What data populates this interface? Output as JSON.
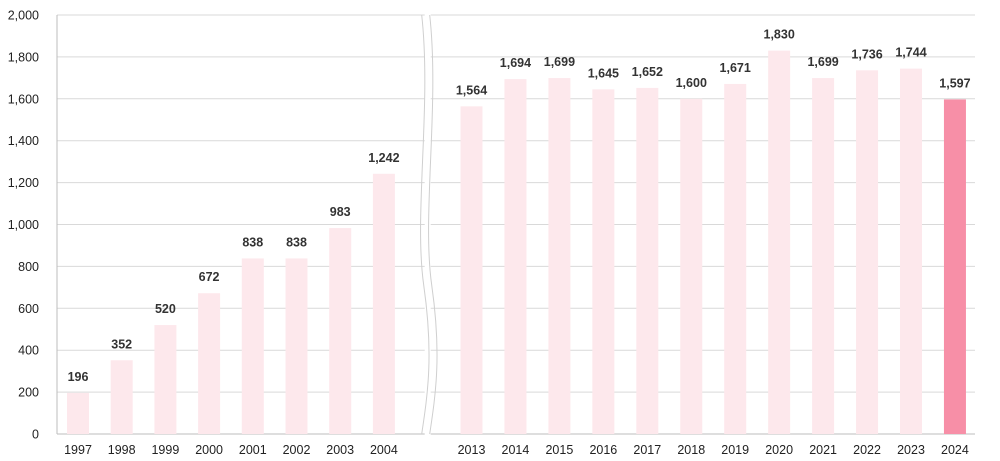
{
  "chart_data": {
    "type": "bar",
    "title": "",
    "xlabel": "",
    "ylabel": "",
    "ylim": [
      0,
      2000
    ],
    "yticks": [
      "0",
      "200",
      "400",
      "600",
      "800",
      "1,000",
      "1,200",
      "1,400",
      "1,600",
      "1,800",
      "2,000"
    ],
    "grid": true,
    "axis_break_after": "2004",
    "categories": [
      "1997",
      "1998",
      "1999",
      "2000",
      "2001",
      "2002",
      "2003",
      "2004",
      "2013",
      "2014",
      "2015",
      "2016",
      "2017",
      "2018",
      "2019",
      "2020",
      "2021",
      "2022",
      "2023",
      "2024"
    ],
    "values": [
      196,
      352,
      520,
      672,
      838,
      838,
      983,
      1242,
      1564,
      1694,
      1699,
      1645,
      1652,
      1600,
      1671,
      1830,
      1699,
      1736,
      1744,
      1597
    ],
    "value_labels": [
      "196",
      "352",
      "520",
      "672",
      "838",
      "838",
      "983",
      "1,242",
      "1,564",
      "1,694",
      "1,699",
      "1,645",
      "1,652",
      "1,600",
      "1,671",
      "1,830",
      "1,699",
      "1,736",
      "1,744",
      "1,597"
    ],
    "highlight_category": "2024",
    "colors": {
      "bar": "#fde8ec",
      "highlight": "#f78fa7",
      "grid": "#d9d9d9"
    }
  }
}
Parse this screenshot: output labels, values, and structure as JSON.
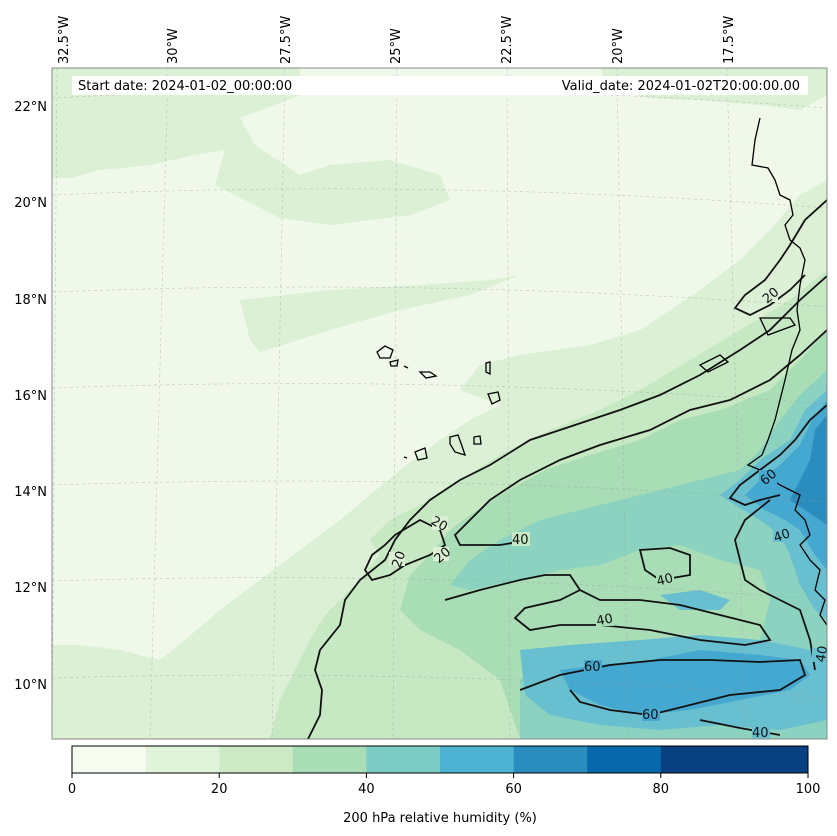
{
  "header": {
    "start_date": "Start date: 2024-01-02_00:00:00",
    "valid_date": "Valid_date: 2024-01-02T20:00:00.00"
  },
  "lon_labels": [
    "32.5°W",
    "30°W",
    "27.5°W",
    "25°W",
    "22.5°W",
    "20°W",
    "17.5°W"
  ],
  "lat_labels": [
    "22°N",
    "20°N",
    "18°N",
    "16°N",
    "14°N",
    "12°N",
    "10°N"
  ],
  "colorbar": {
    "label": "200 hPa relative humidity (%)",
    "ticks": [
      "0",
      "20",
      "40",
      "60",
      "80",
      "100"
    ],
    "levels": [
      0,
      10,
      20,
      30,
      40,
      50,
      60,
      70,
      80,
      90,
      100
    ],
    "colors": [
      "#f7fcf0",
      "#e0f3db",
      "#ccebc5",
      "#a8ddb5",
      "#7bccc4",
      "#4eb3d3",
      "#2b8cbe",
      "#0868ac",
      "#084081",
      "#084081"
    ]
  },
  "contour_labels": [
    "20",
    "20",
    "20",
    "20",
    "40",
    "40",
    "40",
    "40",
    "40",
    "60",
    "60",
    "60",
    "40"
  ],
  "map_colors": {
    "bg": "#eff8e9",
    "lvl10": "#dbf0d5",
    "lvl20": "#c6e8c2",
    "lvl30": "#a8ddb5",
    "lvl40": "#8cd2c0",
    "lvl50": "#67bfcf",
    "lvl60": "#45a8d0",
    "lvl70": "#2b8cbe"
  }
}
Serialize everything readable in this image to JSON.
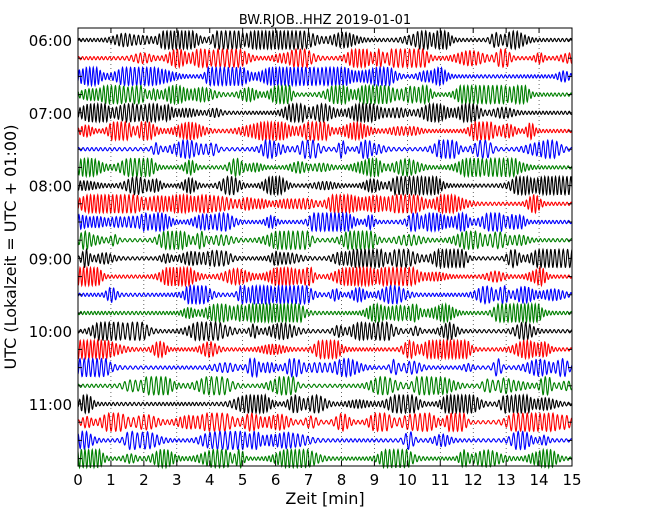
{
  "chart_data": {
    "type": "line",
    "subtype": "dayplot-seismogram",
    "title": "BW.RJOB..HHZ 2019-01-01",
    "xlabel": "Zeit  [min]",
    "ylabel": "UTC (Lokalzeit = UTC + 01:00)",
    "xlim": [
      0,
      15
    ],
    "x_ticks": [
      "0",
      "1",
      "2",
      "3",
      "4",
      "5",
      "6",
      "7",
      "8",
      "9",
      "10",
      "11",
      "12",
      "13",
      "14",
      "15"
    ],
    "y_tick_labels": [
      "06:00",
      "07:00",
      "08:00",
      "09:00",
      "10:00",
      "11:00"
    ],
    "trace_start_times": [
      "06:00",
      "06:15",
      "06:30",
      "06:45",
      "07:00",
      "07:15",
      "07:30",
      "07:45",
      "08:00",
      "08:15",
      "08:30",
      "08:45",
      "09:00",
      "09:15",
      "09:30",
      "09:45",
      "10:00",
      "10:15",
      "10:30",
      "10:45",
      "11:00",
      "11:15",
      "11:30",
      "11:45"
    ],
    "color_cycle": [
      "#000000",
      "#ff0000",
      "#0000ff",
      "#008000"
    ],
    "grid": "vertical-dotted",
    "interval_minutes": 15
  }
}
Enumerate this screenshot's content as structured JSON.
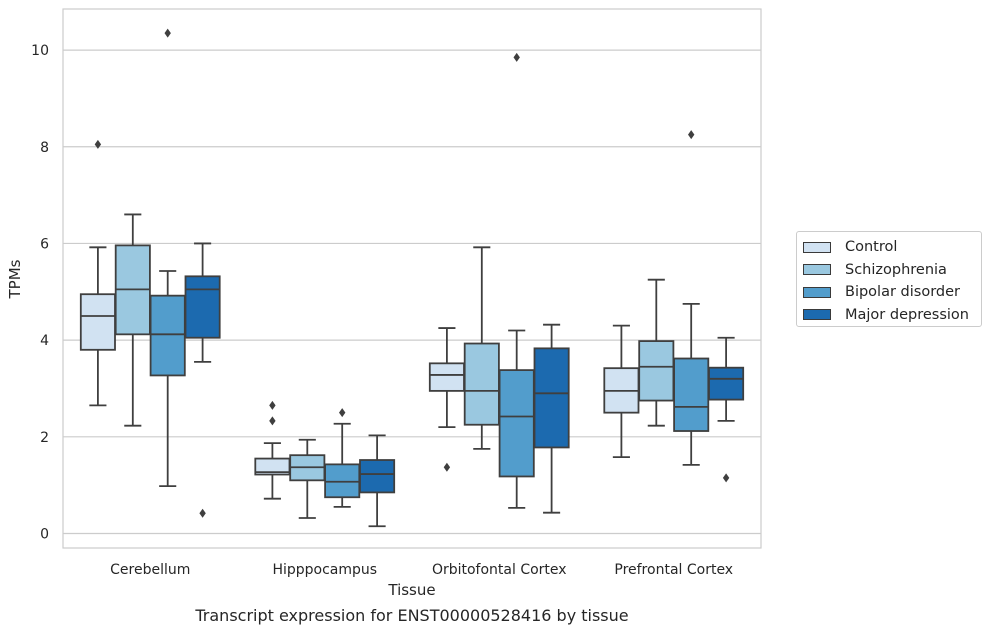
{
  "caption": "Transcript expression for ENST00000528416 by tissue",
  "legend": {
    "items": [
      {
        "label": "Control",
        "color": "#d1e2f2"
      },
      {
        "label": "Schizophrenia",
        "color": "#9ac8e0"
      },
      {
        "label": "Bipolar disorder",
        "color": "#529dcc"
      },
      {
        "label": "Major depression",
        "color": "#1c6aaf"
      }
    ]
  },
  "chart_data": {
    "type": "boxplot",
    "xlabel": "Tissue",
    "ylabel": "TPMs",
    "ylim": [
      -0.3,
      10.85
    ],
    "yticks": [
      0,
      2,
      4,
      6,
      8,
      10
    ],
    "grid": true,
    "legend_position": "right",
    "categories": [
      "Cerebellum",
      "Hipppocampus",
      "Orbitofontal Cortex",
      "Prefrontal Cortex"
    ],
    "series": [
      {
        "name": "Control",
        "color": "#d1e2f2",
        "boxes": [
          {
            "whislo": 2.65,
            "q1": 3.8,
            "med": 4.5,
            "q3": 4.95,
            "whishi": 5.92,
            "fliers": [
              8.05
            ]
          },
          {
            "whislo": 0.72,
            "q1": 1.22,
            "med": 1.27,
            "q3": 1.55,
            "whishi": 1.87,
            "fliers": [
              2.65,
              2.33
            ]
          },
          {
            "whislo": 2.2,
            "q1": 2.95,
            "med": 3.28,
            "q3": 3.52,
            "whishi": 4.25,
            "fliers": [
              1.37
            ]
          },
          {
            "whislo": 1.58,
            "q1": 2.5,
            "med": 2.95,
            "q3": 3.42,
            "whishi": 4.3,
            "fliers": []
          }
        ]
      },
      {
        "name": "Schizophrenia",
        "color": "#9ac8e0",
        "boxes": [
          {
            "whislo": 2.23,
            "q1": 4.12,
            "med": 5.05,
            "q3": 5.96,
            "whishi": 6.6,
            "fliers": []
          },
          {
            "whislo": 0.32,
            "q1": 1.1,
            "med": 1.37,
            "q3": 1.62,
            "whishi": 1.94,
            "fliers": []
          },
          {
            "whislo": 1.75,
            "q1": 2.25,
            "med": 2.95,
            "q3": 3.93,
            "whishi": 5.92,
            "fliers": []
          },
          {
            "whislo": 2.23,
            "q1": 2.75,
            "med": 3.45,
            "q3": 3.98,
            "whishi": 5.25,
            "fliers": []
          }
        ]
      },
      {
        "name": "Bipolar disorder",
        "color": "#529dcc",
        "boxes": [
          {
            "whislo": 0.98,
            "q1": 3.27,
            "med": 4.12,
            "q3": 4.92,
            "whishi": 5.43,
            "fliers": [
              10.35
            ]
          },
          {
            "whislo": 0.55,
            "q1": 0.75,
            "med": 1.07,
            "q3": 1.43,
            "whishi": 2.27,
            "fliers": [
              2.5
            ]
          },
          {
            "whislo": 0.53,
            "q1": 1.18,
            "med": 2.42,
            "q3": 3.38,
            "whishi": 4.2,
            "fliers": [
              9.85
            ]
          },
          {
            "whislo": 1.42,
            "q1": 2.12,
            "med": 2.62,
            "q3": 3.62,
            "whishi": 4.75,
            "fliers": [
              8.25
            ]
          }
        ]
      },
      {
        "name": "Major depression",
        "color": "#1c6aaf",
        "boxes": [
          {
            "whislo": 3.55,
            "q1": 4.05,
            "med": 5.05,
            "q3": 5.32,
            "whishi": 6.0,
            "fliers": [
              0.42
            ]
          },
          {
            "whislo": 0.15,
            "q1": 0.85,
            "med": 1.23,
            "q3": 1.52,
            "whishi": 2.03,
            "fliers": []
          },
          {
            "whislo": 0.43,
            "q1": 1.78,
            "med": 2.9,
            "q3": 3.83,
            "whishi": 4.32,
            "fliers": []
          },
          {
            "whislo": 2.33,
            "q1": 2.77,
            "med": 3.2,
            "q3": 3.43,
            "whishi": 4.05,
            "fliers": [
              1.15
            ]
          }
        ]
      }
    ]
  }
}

== Exercise goal ==
In the entries above, find each line with the word "name" and copy it.

== Finished task ==
        "name": "Control",
        "name": "Schizophrenia",
        "name": "Bipolar disorder",
        "name": "Major depression",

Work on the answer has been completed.